WORK TO DO →
Repeat each entry word for word. Leave any images out of the copy.

╭─ MATERIAL TO PROCESS

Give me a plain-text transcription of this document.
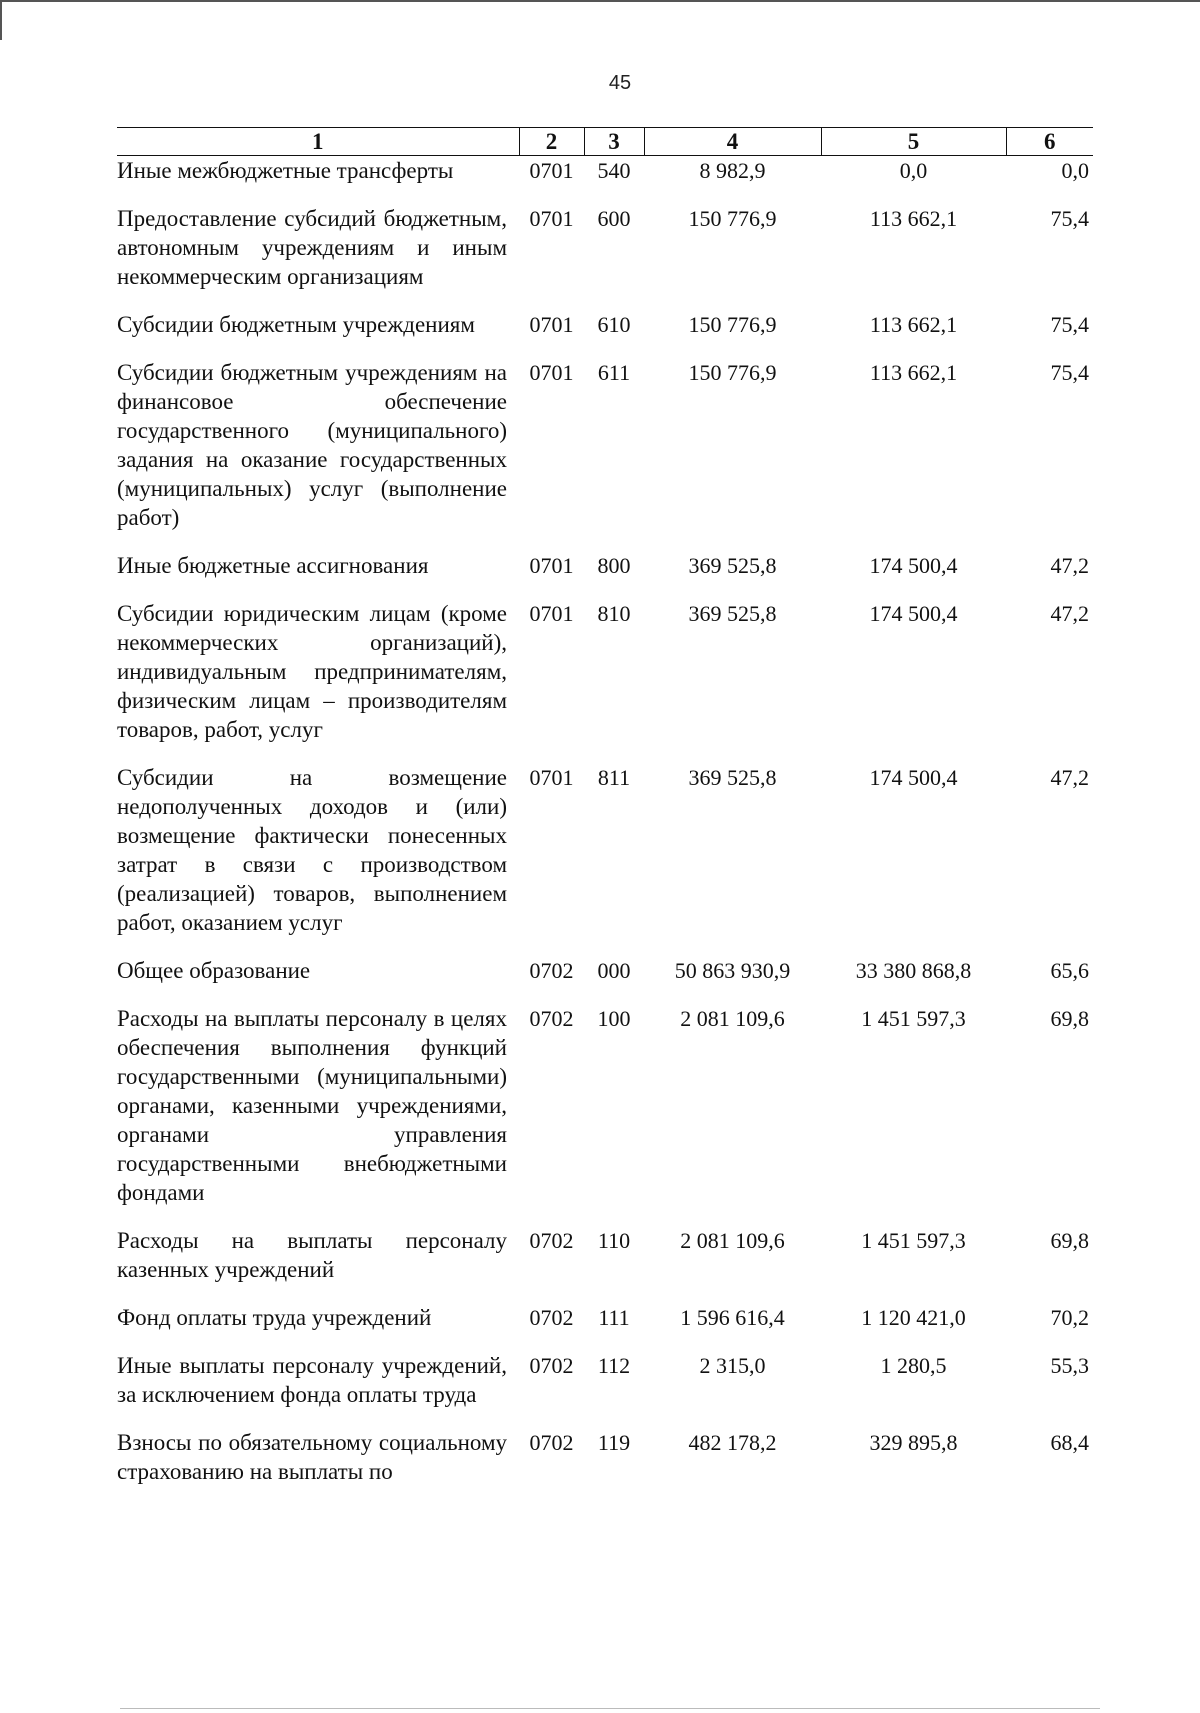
45
1	2	3	4	5	6
Иные межбюджетные трансферты	0701	540	8 982,9	0,0	0,0
Предоставление субсидий бюджетным, автономным учреждениям и иным некоммерческим организациям	0701	600	150 776,9	113 662,1	75,4
Субсидии бюджетным учреждениям	0701	610	150 776,9	113 662,1	75,4
Субсидии бюджетным учреждениям на финансовое обеспечение государственного (муниципального) задания на оказание государственных (муниципальных) услуг (выполнение работ)	0701	611	150 776,9	113 662,1	75,4
Иные бюджетные ассигнования	0701	800	369 525,8	174 500,4	47,2
Субсидии юридическим лицам (кроме некоммерческих организаций), индивидуальным предпринимателям, физическим лицам – производителям товаров, работ, услуг	0701	810	369 525,8	174 500,4	47,2
Субсидии на возмещение недополученных доходов и (или) возмещение фактически понесенных затрат в связи с производством (реализацией) товаров, выполнением работ, оказанием услуг	0701	811	369 525,8	174 500,4	47,2
Общее образование	0702	000	50 863 930,9	33 380 868,8	65,6
Расходы на выплаты персоналу в целях обеспечения выполнения функций государственными (муниципальными) органами, казенными учреждениями, органами управления государственными внебюджетными фондами	0702	100	2 081 109,6	1 451 597,3	69,8
Расходы на выплаты персоналу казенных учреждений	0702	110	2 081 109,6	1 451 597,3	69,8
Фонд оплаты труда учреждений	0702	111	1 596 616,4	1 120 421,0	70,2
Иные выплаты персоналу учреждений, за исключением фонда оплаты труда	0702	112	2 315,0	1 280,5	55,3
Взносы по обязательному социальному страхованию на выплаты по	0702	119	482 178,2	329 895,8	68,4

╰─

TASK OUTPUT →
Give me a plain-text transcription of this document.
45
1	2	3	4	5	6
Иные межбюджетные трансферты	0701	540	8 982,9	0,0	0,0
Предоставление субсидий бюджетным, автономным учреждениям и иным некоммерческим организациям	0701	600	150 776,9	113 662,1	75,4
Субсидии бюджетным учреждениям	0701	610	150 776,9	113 662,1	75,4
Субсидии бюджетным учреждениям на финансовое обеспечение государственного (муниципального) задания на оказание государственных (муниципальных) услуг (выполнение работ)	0701	611	150 776,9	113 662,1	75,4
Иные бюджетные ассигнования	0701	800	369 525,8	174 500,4	47,2
Субсидии юридическим лицам (кроме некоммерческих организаций), индивидуальным предпринимателям, физическим лицам – производителям товаров, работ, услуг	0701	810	369 525,8	174 500,4	47,2
Субсидии на возмещение недополученных доходов и (или) возмещение фактически понесенных затрат в связи с производством (реализацией) товаров, выполнением работ, оказанием услуг	0701	811	369 525,8	174 500,4	47,2
Общее образование	0702	000	50 863 930,9	33 380 868,8	65,6
Расходы на выплаты персоналу в целях обеспечения выполнения функций государственными (муниципальными) органами, казенными учреждениями, органами управления государственными внебюджетными фондами	0702	100	2 081 109,6	1 451 597,3	69,8
Расходы на выплаты персоналу казенных учреждений	0702	110	2 081 109,6	1 451 597,3	69,8
Фонд оплаты труда учреждений	0702	111	1 596 616,4	1 120 421,0	70,2
Иные выплаты персоналу учреждений, за исключением фонда оплаты труда	0702	112	2 315,0	1 280,5	55,3
Взносы по обязательному социальному страхованию на выплаты по	0702	119	482 178,2	329 895,8	68,4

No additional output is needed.